*** Opening Extract to read ***

You can also read settlement state directly. Poll the challenge until its status is settled and a settle_tx is present:

primitive payments get-challenge --id <challenge-id>

In code, call getChallenge(id) (Node), get_challenge(id) (Python), or GetChallenge(ctx, id) (Go) and check status. A settled status carries the on-chain settle_tx; failed carries a failure_reason. The payer's pay call also returns the receipt synchronously, so a payee and payer in the same process (or a Function that both charges and settles) get the result immediately without polling.

Troubleshooting

Common errors and how to fix them:

  • no_payout_address: the payee has not registered a payout address for this network. Run primitive payments register-payout-address --network <network>.
  • payment_declined: the payer's spend policy refused the payment. Check it with primitive payments get-spend-policy. If it is paused, re-enable with primitive payments update-spend-policy --paused false; if a cap was hit, raise it.
  • settlement_failed: the on-chain settlement did not complete. The most common cause is insufficient USDC in the paying wallet on that network. Fund the wallet and retry; paying again is safe.
  • challenge_expired: the challenge passed its expiry before being paid. The payee creates a new one. Use --expires-in (or expiresIn) for longer-lived challenges.
  • payment_verification_failed: the signed payment did not match the challenge. Confirm you are paying with the wallet and network the challenge was issued for.

Testnet vs mainnet

Use base-sepolia (testnet) while developing so no real funds are at risk: fund the paying wallet from a Base Sepolia ETH faucet plus Circle's testnet USDC faucet. Switch to base (mainnet) only with a real funded wallet, and keep mainnet keys in a secret manager, never in shell history. The network is chosen per challenge; a challenge issued on one network can only be paid on that same network.

Refunds

x402 settlement is final and non-custodial: funds move directly from the payer's wallet to the payee's registered payout address on-chain, and Primitive never holds them. There is no clawback, reverse, or void operation. A refund is therefore a new payment in the opposite direction: the original payee pays the original payer for the refunded amount. Treat it as a fresh forward payment, not an undo of the original.

Settle limits (email-native)

*** Closing Extract to read ***

Explore the material —
1/ Write out a part of the payments guide word for word, starting at the words "In code, call" and ending after the words "register-payout-address --network <network>.".
2/ According to the payments guide, what is the most common cause of the settlement_failed error?
The material after the payments guide has no role here.

*** Opening Available data ***

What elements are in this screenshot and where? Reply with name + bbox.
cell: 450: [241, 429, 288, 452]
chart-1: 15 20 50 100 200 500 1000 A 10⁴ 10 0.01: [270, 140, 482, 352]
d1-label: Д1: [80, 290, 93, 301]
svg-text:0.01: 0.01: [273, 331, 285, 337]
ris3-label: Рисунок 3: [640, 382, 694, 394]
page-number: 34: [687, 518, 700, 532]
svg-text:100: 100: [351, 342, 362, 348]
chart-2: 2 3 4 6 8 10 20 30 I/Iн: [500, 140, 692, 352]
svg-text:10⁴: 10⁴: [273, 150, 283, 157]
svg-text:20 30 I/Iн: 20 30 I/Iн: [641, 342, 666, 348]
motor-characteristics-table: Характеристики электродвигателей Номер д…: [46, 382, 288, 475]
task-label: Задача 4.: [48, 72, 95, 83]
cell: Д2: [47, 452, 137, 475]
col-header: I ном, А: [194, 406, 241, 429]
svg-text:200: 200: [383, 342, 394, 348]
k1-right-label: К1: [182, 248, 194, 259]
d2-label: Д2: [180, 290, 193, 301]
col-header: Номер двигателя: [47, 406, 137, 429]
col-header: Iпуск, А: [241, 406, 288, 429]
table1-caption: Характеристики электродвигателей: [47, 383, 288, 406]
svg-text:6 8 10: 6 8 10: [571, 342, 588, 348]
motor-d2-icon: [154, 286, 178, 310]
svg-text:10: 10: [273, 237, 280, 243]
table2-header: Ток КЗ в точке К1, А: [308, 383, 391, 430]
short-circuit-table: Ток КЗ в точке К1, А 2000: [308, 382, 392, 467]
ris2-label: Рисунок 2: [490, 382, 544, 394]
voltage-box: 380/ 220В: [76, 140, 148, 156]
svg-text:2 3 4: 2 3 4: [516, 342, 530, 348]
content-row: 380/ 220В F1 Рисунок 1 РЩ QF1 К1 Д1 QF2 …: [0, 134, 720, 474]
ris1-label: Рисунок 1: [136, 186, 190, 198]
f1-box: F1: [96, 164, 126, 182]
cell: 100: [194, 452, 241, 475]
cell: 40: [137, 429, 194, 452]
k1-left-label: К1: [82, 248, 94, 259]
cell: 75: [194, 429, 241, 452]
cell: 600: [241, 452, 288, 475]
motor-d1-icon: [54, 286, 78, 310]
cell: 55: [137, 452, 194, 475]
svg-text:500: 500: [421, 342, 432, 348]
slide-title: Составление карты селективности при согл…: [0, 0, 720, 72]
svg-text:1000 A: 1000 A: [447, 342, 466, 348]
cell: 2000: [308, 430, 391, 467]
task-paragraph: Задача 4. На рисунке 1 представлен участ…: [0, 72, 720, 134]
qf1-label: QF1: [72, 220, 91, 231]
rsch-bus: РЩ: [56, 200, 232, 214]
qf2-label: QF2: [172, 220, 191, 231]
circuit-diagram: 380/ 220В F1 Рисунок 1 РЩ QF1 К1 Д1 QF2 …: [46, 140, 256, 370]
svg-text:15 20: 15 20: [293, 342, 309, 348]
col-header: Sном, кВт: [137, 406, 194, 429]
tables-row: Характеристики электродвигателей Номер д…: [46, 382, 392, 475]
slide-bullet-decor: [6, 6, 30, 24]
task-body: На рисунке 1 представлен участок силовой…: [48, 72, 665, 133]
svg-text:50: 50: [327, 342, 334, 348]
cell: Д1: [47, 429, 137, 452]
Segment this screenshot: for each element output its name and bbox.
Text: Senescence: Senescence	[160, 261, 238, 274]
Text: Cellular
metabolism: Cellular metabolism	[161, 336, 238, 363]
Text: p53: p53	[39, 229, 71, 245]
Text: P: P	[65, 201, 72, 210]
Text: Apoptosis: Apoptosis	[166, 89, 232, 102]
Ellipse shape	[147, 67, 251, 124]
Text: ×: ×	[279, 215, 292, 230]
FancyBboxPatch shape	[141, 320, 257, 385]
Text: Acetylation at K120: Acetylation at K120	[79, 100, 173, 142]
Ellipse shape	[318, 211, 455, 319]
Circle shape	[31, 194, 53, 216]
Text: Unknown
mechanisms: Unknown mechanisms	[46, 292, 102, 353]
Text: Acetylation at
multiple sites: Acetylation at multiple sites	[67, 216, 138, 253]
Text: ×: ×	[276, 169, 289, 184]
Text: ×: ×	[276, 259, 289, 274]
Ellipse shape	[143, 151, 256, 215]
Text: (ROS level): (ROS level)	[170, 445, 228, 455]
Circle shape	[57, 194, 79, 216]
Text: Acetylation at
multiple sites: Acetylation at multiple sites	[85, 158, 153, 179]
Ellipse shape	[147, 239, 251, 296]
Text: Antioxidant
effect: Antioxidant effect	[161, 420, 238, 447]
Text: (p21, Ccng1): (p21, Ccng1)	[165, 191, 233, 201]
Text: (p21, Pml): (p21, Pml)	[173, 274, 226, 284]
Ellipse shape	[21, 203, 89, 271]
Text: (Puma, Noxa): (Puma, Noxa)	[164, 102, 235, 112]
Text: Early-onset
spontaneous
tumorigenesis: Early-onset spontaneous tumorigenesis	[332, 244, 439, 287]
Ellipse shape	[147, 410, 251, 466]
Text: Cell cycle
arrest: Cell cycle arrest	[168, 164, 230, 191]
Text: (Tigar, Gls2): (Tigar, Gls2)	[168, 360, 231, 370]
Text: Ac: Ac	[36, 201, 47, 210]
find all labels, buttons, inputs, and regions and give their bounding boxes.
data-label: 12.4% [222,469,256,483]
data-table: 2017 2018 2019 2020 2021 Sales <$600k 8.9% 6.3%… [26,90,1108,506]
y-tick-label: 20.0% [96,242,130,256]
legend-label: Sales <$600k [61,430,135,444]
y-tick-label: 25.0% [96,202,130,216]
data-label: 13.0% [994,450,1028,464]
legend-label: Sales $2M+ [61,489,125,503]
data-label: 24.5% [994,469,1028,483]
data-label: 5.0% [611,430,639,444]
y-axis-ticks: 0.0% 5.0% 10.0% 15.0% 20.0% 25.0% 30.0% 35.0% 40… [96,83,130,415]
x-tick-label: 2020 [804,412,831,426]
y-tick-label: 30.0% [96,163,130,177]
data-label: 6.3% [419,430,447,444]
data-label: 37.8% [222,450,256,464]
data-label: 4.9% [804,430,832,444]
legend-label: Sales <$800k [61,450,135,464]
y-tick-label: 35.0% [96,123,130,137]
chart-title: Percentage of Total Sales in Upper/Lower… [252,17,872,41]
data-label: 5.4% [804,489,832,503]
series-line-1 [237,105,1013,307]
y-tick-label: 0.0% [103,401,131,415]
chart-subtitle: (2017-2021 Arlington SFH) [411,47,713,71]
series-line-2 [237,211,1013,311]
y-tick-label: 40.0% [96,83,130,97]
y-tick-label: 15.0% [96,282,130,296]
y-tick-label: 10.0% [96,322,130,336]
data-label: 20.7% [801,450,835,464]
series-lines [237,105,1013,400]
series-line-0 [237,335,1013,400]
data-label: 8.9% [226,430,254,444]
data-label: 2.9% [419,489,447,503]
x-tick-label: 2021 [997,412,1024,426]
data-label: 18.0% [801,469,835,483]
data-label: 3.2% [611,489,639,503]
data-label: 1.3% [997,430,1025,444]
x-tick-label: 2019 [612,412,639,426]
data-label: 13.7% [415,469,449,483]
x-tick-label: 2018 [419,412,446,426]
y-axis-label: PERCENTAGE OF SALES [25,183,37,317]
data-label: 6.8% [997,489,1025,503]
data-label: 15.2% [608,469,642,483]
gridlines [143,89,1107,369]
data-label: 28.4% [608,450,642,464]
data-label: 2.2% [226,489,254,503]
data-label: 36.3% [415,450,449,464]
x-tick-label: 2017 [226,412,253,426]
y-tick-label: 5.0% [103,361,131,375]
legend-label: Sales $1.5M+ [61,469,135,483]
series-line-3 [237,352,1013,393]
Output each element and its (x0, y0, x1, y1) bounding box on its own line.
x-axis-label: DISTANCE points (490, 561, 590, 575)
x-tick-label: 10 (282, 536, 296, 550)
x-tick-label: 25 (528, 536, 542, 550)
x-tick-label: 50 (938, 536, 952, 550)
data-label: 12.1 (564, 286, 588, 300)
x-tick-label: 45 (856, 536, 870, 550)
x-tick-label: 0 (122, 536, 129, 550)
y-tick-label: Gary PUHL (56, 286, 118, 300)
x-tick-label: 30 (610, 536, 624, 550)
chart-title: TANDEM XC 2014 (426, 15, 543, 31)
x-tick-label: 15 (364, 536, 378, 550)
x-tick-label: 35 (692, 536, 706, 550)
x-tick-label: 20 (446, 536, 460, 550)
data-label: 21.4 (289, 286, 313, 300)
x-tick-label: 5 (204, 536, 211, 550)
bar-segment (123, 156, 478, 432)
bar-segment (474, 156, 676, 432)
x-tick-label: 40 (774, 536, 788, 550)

*** Closing Available data ***

Outputs for the tasks —
1/
In code, call getChallenge(id) (Node), get_challenge(id) (Python), or GetChallenge(ctx, id) (Go) and check status. A settled status carries the on-chain settle_tx; failed carries a failure_reason. The payer's pay call also returns the receipt synchronously, so a payee and payer in the same process (or a Function that both charges and settles) get the result immediately without polling.

Troubleshooting

Common errors and how to fix them:

  • no_payout_address: the payee has not registered a payout address for this network. Run primitive payments register-payout-address --network <network>.

2/ Insufficient USDC in the paying wallet on that network.